WHAT IS EXPECTED: Please report every line from the material that contains the word "name".

RECORDS SUPPLIED:
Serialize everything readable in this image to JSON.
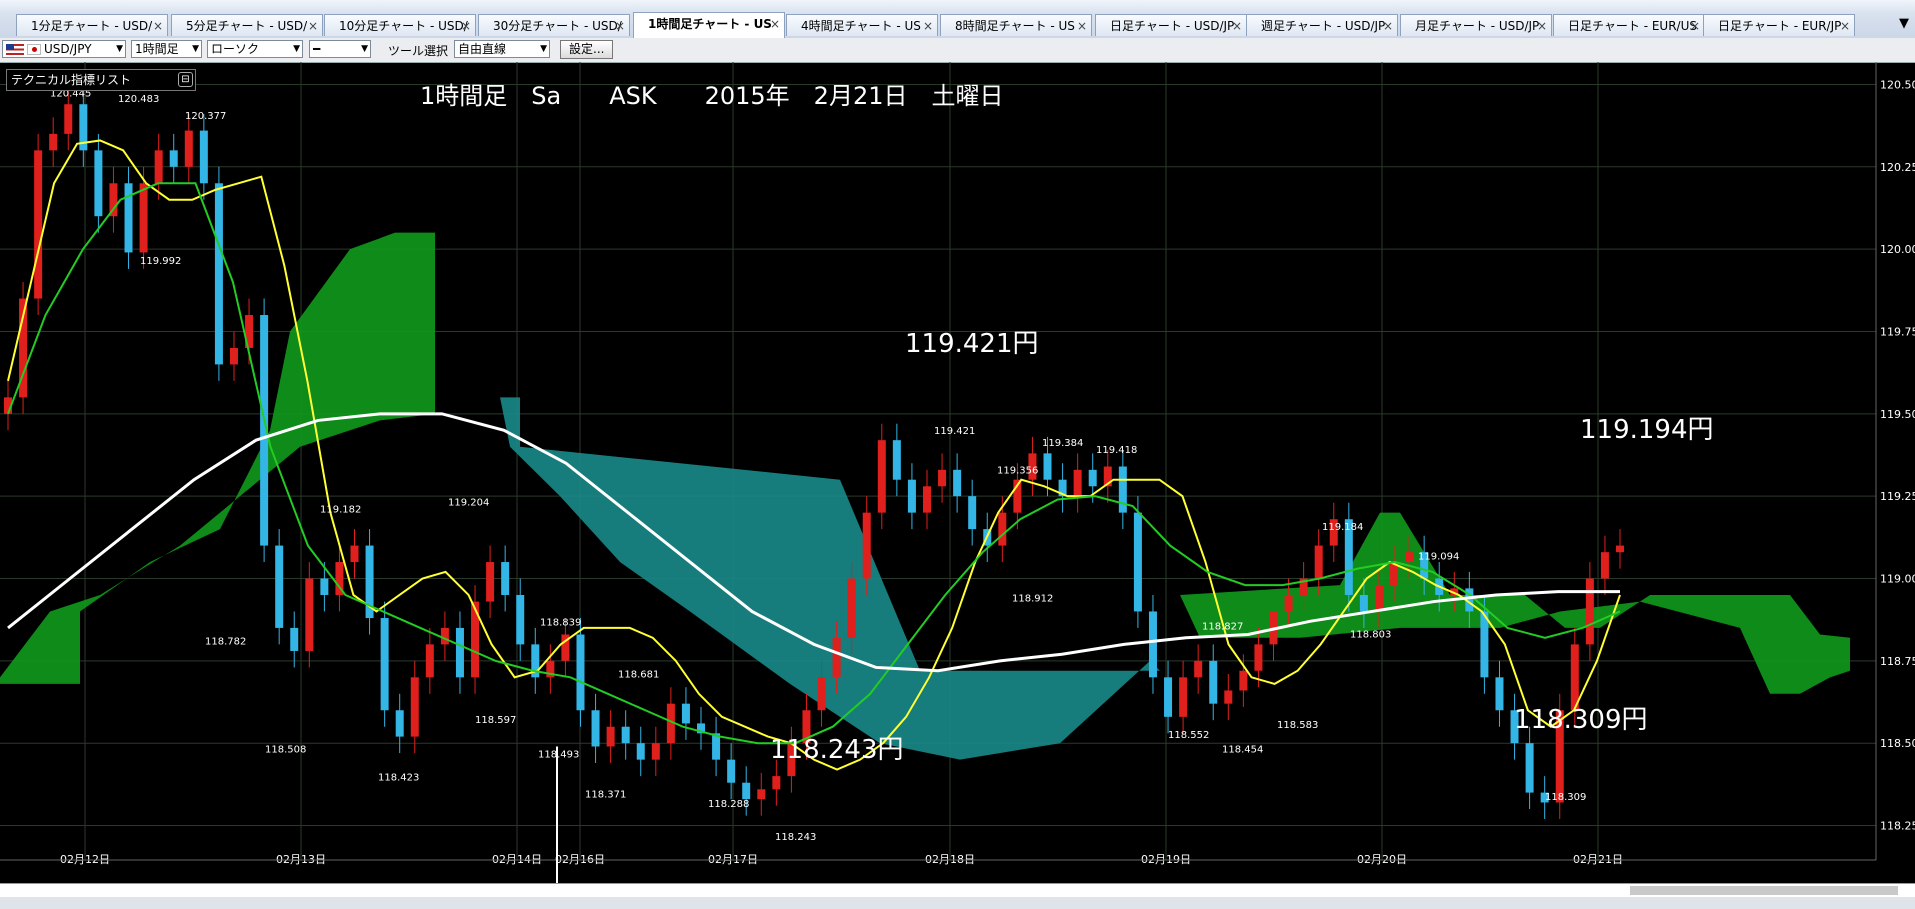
{
  "tabs": [
    {
      "label": "1分足チャート - USD/",
      "active": false
    },
    {
      "label": "5分足チャート - USD/",
      "active": false
    },
    {
      "label": "10分足チャート - USD/",
      "active": false
    },
    {
      "label": "30分足チャート - USD/",
      "active": false
    },
    {
      "label": "1時間足チャート - US",
      "active": true
    },
    {
      "label": "4時間足チャート - US",
      "active": false
    },
    {
      "label": "8時間足チャート - US",
      "active": false
    },
    {
      "label": "日足チャート - USD/JP",
      "active": false
    },
    {
      "label": "週足チャート - USD/JP",
      "active": false
    },
    {
      "label": "月足チャート - USD/JP",
      "active": false
    },
    {
      "label": "日足チャート - EUR/US",
      "active": false
    },
    {
      "label": "日足チャート - EUR/JP",
      "active": false
    }
  ],
  "tab_close_glyph": "×",
  "tab_menu_glyph": "▼",
  "toolbar": {
    "pair": "USD/JPY",
    "timeframe": "1時間足",
    "chart_type": "ローソク",
    "line_style": "━",
    "tool_label": "ツール選択",
    "tool_value": "自由直線",
    "settings_button": "設定..."
  },
  "indicator_list_label": "テクニカル指標リスト",
  "colors": {
    "candle_up": "#e0201c",
    "candle_down": "#33b5e5",
    "cloud_bull": "#0f9a1c",
    "cloud_bear": "#1a8a8a",
    "sma_short": "#ffff33",
    "sma_mid": "#22cc22",
    "sma_long": "#ffffff",
    "grid": "#2a3a2a"
  },
  "chart_data": {
    "type": "line",
    "title": "1時間足　Sa　　ASK　　2015年　2月21日　土曜日",
    "ylim": [
      118.2,
      120.55
    ],
    "y_ticks": [
      "120.50",
      "120.25",
      "120.00",
      "119.75",
      "119.50",
      "119.25",
      "119.00",
      "118.75",
      "118.50",
      "118.25"
    ],
    "x_ticks": [
      "02月12日",
      "02月13日",
      "02月14日",
      "02月16日",
      "02月17日",
      "02月18日",
      "02月19日",
      "02月20日",
      "02月21日"
    ],
    "series": [
      {
        "name": "close",
        "values": [
          119.55,
          119.85,
          120.3,
          120.35,
          120.44,
          120.3,
          120.1,
          120.2,
          119.99,
          120.2,
          120.3,
          120.25,
          120.36,
          120.2,
          119.65,
          119.7,
          119.8,
          119.1,
          118.85,
          118.78,
          119.0,
          118.95,
          119.05,
          119.1,
          118.88,
          118.6,
          118.52,
          118.7,
          118.8,
          118.85,
          118.7,
          118.93,
          119.05,
          118.95,
          118.8,
          118.7,
          118.75,
          118.83,
          118.6,
          118.49,
          118.55,
          118.5,
          118.45,
          118.5,
          118.62,
          118.56,
          118.53,
          118.45,
          118.38,
          118.33,
          118.36,
          118.4,
          118.5,
          118.6,
          118.7,
          118.82,
          119.0,
          119.2,
          119.42,
          119.3,
          119.2,
          119.28,
          119.33,
          119.25,
          119.15,
          119.1,
          119.2,
          119.3,
          119.38,
          119.3,
          119.25,
          119.33,
          119.28,
          119.34,
          119.2,
          118.9,
          118.7,
          118.58,
          118.7,
          118.75,
          118.62,
          118.66,
          118.72,
          118.8,
          118.9,
          118.95,
          119.0,
          119.1,
          119.18,
          118.95,
          118.9,
          118.98,
          119.05,
          119.08,
          119.0,
          118.95,
          118.97,
          118.9,
          118.7,
          118.6,
          118.5,
          118.35,
          118.32,
          118.6,
          118.8,
          119.0,
          119.08,
          119.1
        ]
      },
      {
        "name": "MA short",
        "values": [
          119.6,
          119.9,
          120.2,
          120.32,
          120.33,
          120.3,
          120.2,
          120.15,
          120.15,
          120.18,
          120.2,
          120.22,
          119.95,
          119.6,
          119.2,
          118.95,
          118.9,
          118.95,
          119.0,
          119.02,
          118.95,
          118.8,
          118.7,
          118.72,
          118.8,
          118.85,
          118.85,
          118.85,
          118.82,
          118.75,
          118.65,
          118.58,
          118.55,
          118.52,
          118.5,
          118.45,
          118.42,
          118.45,
          118.5,
          118.58,
          118.7,
          118.85,
          119.05,
          119.2,
          119.3,
          119.28,
          119.25,
          119.25,
          119.3,
          119.3,
          119.3,
          119.25,
          119.05,
          118.8,
          118.7,
          118.68,
          118.72,
          118.8,
          118.9,
          119.0,
          119.05,
          119.02,
          118.98,
          118.95,
          118.9,
          118.8,
          118.6,
          118.55,
          118.6,
          118.75,
          118.95
        ]
      },
      {
        "name": "MA mid",
        "values": [
          119.5,
          119.8,
          120.0,
          120.15,
          120.2,
          120.2,
          119.9,
          119.4,
          119.1,
          118.95,
          118.9,
          118.85,
          118.8,
          118.75,
          118.72,
          118.7,
          118.65,
          118.6,
          118.55,
          118.52,
          118.5,
          118.5,
          118.55,
          118.65,
          118.8,
          118.95,
          119.08,
          119.18,
          119.24,
          119.25,
          119.22,
          119.1,
          119.02,
          118.98,
          118.98,
          119.0,
          119.03,
          119.05,
          119.02,
          118.95,
          118.85,
          118.82,
          118.85,
          118.9
        ]
      },
      {
        "name": "MA long",
        "values": [
          118.85,
          119.0,
          119.15,
          119.3,
          119.42,
          119.48,
          119.5,
          119.5,
          119.45,
          119.35,
          119.2,
          119.05,
          118.9,
          118.8,
          118.73,
          118.72,
          118.75,
          118.77,
          118.8,
          118.82,
          118.83,
          118.87,
          118.9,
          118.93,
          118.95,
          118.96,
          118.96
        ]
      }
    ],
    "annotations": [
      "120.445",
      "120.483",
      "120.377",
      "119.992",
      "118.782",
      "118.508",
      "119.182",
      "118.423",
      "119.204",
      "118.597",
      "118.839",
      "118.493",
      "118.681",
      "118.371",
      "118.288",
      "118.243",
      "119.421",
      "119.356",
      "119.384",
      "119.418",
      "118.912",
      "119.184",
      "118.827",
      "118.552",
      "118.454",
      "118.583",
      "118.803",
      "119.094",
      "118.309"
    ],
    "big_labels": [
      "119.421円",
      "119.194円",
      "118.243円",
      "118.309円"
    ]
  }
}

RESULT FOR THIS TASK:
        "name": "close",
        "name": "MA short",
        "name": "MA mid",
        "name": "MA long",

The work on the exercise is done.